Aim of the task -
Return all of the lines below exactly as they are.

## START Extracted information

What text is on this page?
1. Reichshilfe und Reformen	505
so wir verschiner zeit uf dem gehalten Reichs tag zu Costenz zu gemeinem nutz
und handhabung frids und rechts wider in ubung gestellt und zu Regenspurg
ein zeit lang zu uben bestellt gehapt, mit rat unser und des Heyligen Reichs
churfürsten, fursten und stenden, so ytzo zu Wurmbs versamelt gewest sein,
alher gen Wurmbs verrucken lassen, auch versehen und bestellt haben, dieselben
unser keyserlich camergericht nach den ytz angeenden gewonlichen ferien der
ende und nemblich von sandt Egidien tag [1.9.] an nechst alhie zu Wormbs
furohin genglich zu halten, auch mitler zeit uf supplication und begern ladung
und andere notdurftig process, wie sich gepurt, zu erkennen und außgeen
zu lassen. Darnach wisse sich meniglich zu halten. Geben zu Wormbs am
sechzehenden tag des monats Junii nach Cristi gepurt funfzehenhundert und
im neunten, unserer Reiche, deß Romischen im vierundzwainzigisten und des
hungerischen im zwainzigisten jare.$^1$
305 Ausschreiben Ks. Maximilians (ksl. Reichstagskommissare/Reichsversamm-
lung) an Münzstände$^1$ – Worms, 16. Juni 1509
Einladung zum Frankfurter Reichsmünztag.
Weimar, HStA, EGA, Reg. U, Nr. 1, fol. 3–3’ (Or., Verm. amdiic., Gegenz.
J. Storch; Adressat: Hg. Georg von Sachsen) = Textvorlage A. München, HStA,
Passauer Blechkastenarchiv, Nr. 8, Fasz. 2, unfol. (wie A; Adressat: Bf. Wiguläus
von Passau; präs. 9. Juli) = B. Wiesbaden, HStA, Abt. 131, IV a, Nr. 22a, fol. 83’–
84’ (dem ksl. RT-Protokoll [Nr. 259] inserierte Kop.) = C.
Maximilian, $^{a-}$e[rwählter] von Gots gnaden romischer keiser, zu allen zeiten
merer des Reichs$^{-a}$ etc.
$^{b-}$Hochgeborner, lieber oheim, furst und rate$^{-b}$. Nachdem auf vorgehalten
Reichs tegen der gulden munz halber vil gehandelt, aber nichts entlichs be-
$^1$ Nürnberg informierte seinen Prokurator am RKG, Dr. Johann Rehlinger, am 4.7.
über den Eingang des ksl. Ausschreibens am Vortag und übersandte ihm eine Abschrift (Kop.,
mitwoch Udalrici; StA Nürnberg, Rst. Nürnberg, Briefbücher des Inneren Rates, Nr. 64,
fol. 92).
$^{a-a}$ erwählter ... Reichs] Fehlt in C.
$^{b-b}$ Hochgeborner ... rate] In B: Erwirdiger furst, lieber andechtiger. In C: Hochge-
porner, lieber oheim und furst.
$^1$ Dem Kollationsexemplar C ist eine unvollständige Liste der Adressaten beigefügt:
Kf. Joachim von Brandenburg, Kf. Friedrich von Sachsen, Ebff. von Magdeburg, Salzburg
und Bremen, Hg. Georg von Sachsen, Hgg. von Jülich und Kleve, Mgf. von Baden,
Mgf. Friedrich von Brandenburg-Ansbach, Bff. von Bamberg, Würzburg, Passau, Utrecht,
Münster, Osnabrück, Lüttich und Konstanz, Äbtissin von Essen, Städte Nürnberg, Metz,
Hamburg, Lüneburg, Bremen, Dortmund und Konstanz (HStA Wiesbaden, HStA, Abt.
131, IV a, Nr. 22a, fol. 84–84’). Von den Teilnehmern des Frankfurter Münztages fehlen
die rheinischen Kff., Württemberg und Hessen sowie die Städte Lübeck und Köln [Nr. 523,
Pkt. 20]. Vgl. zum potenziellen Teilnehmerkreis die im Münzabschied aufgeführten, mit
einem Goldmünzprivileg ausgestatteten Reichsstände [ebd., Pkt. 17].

## END Extracted information

Response to the task -
What text is on this page?
1. Reichshilfe und Reformen	505
so wir verschiner zeit uf dem gehalten Reichs tag zu Costenz zu gemeinem nutz
und handhabung frids und rechts wider in ubung gestellt und zu Regenspurg
ein zeit lang zu uben bestellt gehapt, mit rat unser und des Heyligen Reichs
churfürsten, fursten und stenden, so ytzo zu Wurmbs versamelt gewest sein,
alher gen Wurmbs verrucken lassen, auch versehen und bestellt haben, dieselben
unser keyserlich camergericht nach den ytz angeenden gewonlichen ferien der
ende und nemblich von sandt Egidien tag [1.9.] an nechst alhie zu Wormbs
furohin genglich zu halten, auch mitler zeit uf supplication und begern ladung
und andere notdurftig process, wie sich gepurt, zu erkennen und außgeen
zu lassen. Darnach wisse sich meniglich zu halten. Geben zu Wormbs am
sechzehenden tag des monats Junii nach Cristi gepurt funfzehenhundert und
im neunten, unserer Reiche, deß Romischen im vierundzwainzigisten und des
hungerischen im zwainzigisten jare.$^1$
305 Ausschreiben Ks. Maximilians (ksl. Reichstagskommissare/Reichsversamm-
lung) an Münzstände$^1$ – Worms, 16. Juni 1509
Einladung zum Frankfurter Reichsmünztag.
Weimar, HStA, EGA, Reg. U, Nr. 1, fol. 3–3’ (Or., Verm. amdiic., Gegenz.
J. Storch; Adressat: Hg. Georg von Sachsen) = Textvorlage A. München, HStA,
Passauer Blechkastenarchiv, Nr. 8, Fasz. 2, unfol. (wie A; Adressat: Bf. Wiguläus
von Passau; präs. 9. Juli) = B. Wiesbaden, HStA, Abt. 131, IV a, Nr. 22a, fol. 83’–
84’ (dem ksl. RT-Protokoll [Nr. 259] inserierte Kop.) = C.
Maximilian, $^{a-}$e[rwählter] von Gots gnaden romischer keiser, zu allen zeiten
merer des Reichs$^{-a}$ etc.
$^{b-}$Hochgeborner, lieber oheim, furst und rate$^{-b}$. Nachdem auf vorgehalten
Reichs tegen der gulden munz halber vil gehandelt, aber nichts entlichs be-
$^1$ Nürnberg informierte seinen Prokurator am RKG, Dr. Johann Rehlinger, am 4.7.
über den Eingang des ksl. Ausschreibens am Vortag und übersandte ihm eine Abschrift (Kop.,
mitwoch Udalrici; StA Nürnberg, Rst. Nürnberg, Briefbücher des Inneren Rates, Nr. 64,
fol. 92).
$^{a-a}$ erwählter ... Reichs] Fehlt in C.
$^{b-b}$ Hochgeborner ... rate] In B: Erwirdiger furst, lieber andechtiger. In C: Hochge-
porner, lieber oheim und furst.
$^1$ Dem Kollationsexemplar C ist eine unvollständige Liste der Adressaten beigefügt:
Kf. Joachim von Brandenburg, Kf. Friedrich von Sachsen, Ebff. von Magdeburg, Salzburg
und Bremen, Hg. Georg von Sachsen, Hgg. von Jülich und Kleve, Mgf. von Baden,
Mgf. Friedrich von Brandenburg-Ansbach, Bff. von Bamberg, Würzburg, Passau, Utrecht,
Münster, Osnabrück, Lüttich und Konstanz, Äbtissin von Essen, Städte Nürnberg, Metz,
Hamburg, Lüneburg, Bremen, Dortmund und Konstanz (HStA Wiesbaden, HStA, Abt.
131, IV a, Nr. 22a, fol. 84–84’). Von den Teilnehmern des Frankfurter Münztages fehlen
die rheinischen Kff., Württemberg und Hessen sowie die Städte Lübeck und Köln [Nr. 523,
Pkt. 20]. Vgl. zum potenziellen Teilnehmerkreis die im Münzabschied aufgeführten, mit
einem Goldmünzprivileg ausgestatteten Reichsstände [ebd., Pkt. 17].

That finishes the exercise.